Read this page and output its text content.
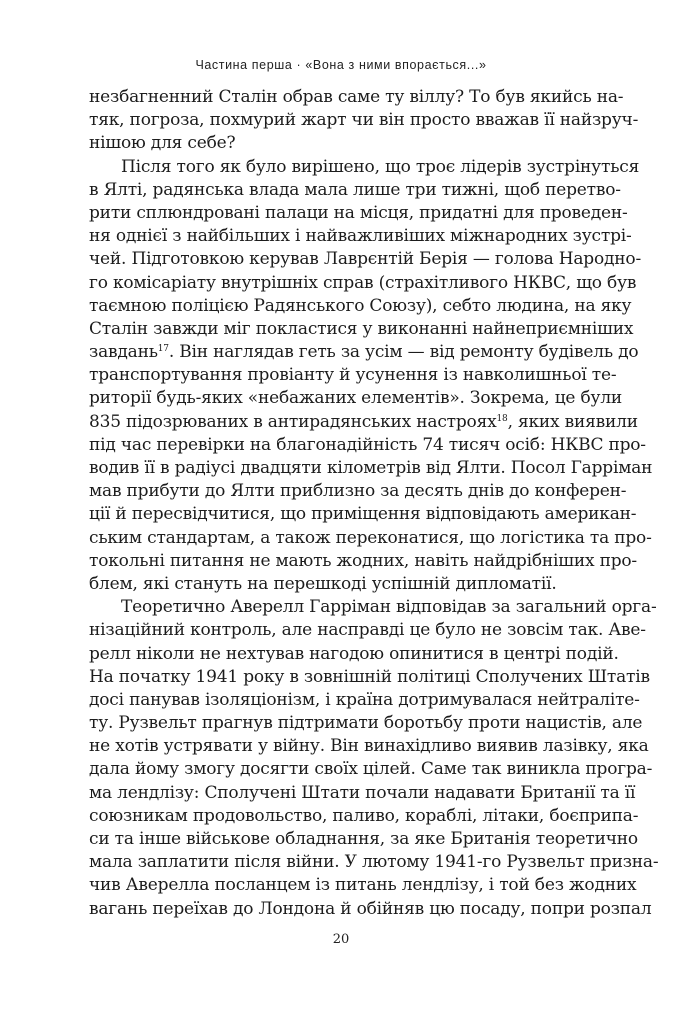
Частина перша · «Вона з ними впорається...»
незбагненний Сталін обрав саме ту віллу? То був якийсь на-
тяк, погроза, похмурий жарт чи він просто вважав її найзруч-
нішою для себе?
Після того як було вирішено, що троє лідерів зустрінуться
в Ялті, радянська влада мала лише три тижні, щоб перетво-
рити сплюндровані палаци на місця, придатні для проведен-
ня однієї з найбільших і найважливіших міжнародних зустрі-
чей. Підготовкою керував Лаврєнтій Берія — голова Народно-
го комісаріату внутрішніх справ (страхітливого НКВС, що був
таємною поліцією Радянського Союзу), себто людина, на яку
Сталін завжди міг покластися у виконанні найнеприємніших
завдань$^{17}$. Він наглядав геть за усім — від ремонту будівель до
транспортування провіанту й усунення із навколишньої те-
риторії будь-яких «небажаних елементів». Зокрема, це були
835 підозрюваних в антирадянських настроях$^{18}$, яких виявили
під час перевірки на благонадійність 74 тисяч осіб: НКВС про-
водив її в радіусі двадцяти кілометрів від Ялти. Посол Гарріман
мав прибути до Ялти приблизно за десять днів до конферен-
ції й пересвідчитися, що приміщення відповідають американ-
ським стандартам, а також переконатися, що логістика та про-
токольні питання не мають жодних, навіть найдрібніших про-
блем, які стануть на перешкоді успішній дипломатії.
Теоретично Аверелл Гарріман відповідав за загальний орга-
нізаційний контроль, але насправді це було не зовсім так. Аве-
релл ніколи не нехтував нагодою опинитися в центрі подій.
На початку 1941 року в зовнішній політиці Сполучених Штатів
досі панував ізоляціонізм, і країна дотримувалася нейтраліте-
ту. Рузвельт прагнув підтримати боротьбу проти нацистів, але
не хотів устрявати у війну. Він винахідливо виявив лазівку, яка
дала йому змогу досягти своїх цілей. Саме так виникла програ-
ма лендлізу: Сполучені Штати почали надавати Британії та її
союзникам продовольство, паливо, кораблі, літаки, боєприпа-
си та інше військове обладнання, за яке Британія теоретично
мала заплатити після війни. У лютому 1941-го Рузвельт призна-
чив Аверелла посланцем із питань лендлізу, і той без жодних
вагань переїхав до Лондона й обійняв цю посаду, попри розпал
20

AIM OF THE EXERCISE: Transcribe each line above verbatim, with the pictures left out.

THE REPLY:
Read this page and output its text content.
Частина перша · «Вона з ними впорається...»
незбагненний Сталін обрав саме ту віллу? То був якийсь на-
тяк, погроза, похмурий жарт чи він просто вважав її найзруч-
нішою для себе?
Після того як було вирішено, що троє лідерів зустрінуться
в Ялті, радянська влада мала лише три тижні, щоб перетво-
рити сплюндровані палаци на місця, придатні для проведен-
ня однієї з найбільших і найважливіших міжнародних зустрі-
чей. Підготовкою керував Лаврєнтій Берія — голова Народно-
го комісаріату внутрішніх справ (страхітливого НКВС, що був
таємною поліцією Радянського Союзу), себто людина, на яку
Сталін завжди міг покластися у виконанні найнеприємніших
завдань$^{17}$. Він наглядав геть за усім — від ремонту будівель до
транспортування провіанту й усунення із навколишньої те-
риторії будь-яких «небажаних елементів». Зокрема, це були
835 підозрюваних в антирадянських настроях$^{18}$, яких виявили
під час перевірки на благонадійність 74 тисяч осіб: НКВС про-
водив її в радіусі двадцяти кілометрів від Ялти. Посол Гарріман
мав прибути до Ялти приблизно за десять днів до конферен-
ції й пересвідчитися, що приміщення відповідають американ-
ським стандартам, а також переконатися, що логістика та про-
токольні питання не мають жодних, навіть найдрібніших про-
блем, які стануть на перешкоді успішній дипломатії.
Теоретично Аверелл Гарріман відповідав за загальний орга-
нізаційний контроль, але насправді це було не зовсім так. Аве-
релл ніколи не нехтував нагодою опинитися в центрі подій.
На початку 1941 року в зовнішній політиці Сполучених Штатів
досі панував ізоляціонізм, і країна дотримувалася нейтраліте-
ту. Рузвельт прагнув підтримати боротьбу проти нацистів, але
не хотів устрявати у війну. Він винахідливо виявив лазівку, яка
дала йому змогу досягти своїх цілей. Саме так виникла програ-
ма лендлізу: Сполучені Штати почали надавати Британії та її
союзникам продовольство, паливо, кораблі, літаки, боєприпа-
си та інше військове обладнання, за яке Британія теоретично
мала заплатити після війни. У лютому 1941-го Рузвельт призна-
чив Аверелла посланцем із питань лендлізу, і той без жодних
вагань переїхав до Лондона й обійняв цю посаду, попри розпал
20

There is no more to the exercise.